[Data items]

_____

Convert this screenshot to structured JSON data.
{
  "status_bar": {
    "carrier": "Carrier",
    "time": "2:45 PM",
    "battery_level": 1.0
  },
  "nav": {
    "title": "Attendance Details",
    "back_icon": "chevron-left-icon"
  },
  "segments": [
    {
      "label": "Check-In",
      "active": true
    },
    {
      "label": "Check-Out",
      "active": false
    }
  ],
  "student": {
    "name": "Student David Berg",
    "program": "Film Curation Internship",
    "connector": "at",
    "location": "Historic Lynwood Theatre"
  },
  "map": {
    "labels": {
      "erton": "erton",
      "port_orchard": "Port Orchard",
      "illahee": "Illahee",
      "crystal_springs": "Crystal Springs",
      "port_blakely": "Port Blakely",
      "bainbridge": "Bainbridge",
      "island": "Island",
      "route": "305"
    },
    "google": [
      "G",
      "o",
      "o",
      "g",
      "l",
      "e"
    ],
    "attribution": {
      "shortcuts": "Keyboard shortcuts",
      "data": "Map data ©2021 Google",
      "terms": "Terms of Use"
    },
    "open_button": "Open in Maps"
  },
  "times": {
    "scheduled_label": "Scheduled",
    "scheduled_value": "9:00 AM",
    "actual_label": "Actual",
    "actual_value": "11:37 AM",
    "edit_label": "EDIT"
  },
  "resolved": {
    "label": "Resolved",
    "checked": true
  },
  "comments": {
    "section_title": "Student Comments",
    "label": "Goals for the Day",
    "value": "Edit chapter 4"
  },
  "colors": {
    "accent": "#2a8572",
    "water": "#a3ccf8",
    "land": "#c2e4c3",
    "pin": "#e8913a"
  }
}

_____

> **WRITTEN TASK**: Above are some records. Print them all exactly.

> **THE COMPLETED TASK**:
Convert this screenshot to structured JSON data.
{
  "status_bar": {
    "carrier": "Carrier",
    "time": "2:45 PM",
    "battery_level": 1.0
  },
  "nav": {
    "title": "Attendance Details",
    "back_icon": "chevron-left-icon"
  },
  "segments": [
    {
      "label": "Check-In",
      "active": true
    },
    {
      "label": "Check-Out",
      "active": false
    }
  ],
  "student": {
    "name": "Student David Berg",
    "program": "Film Curation Internship",
    "connector": "at",
    "location": "Historic Lynwood Theatre"
  },
  "map": {
    "labels": {
      "erton": "erton",
      "port_orchard": "Port Orchard",
      "illahee": "Illahee",
      "crystal_springs": "Crystal Springs",
      "port_blakely": "Port Blakely",
      "bainbridge": "Bainbridge",
      "island": "Island",
      "route": "305"
    },
    "google": [
      "G",
      "o",
      "o",
      "g",
      "l",
      "e"
    ],
    "attribution": {
      "shortcuts": "Keyboard shortcuts",
      "data": "Map data ©2021 Google",
      "terms": "Terms of Use"
    },
    "open_button": "Open in Maps"
  },
  "times": {
    "scheduled_label": "Scheduled",
    "scheduled_value": "9:00 AM",
    "actual_label": "Actual",
    "actual_value": "11:37 AM",
    "edit_label": "EDIT"
  },
  "resolved": {
    "label": "Resolved",
    "checked": true
  },
  "comments": {
    "section_title": "Student Comments",
    "label": "Goals for the Day",
    "value": "Edit chapter 4"
  },
  "colors": {
    "accent": "#2a8572",
    "water": "#a3ccf8",
    "land": "#c2e4c3",
    "pin": "#e8913a"
  }
}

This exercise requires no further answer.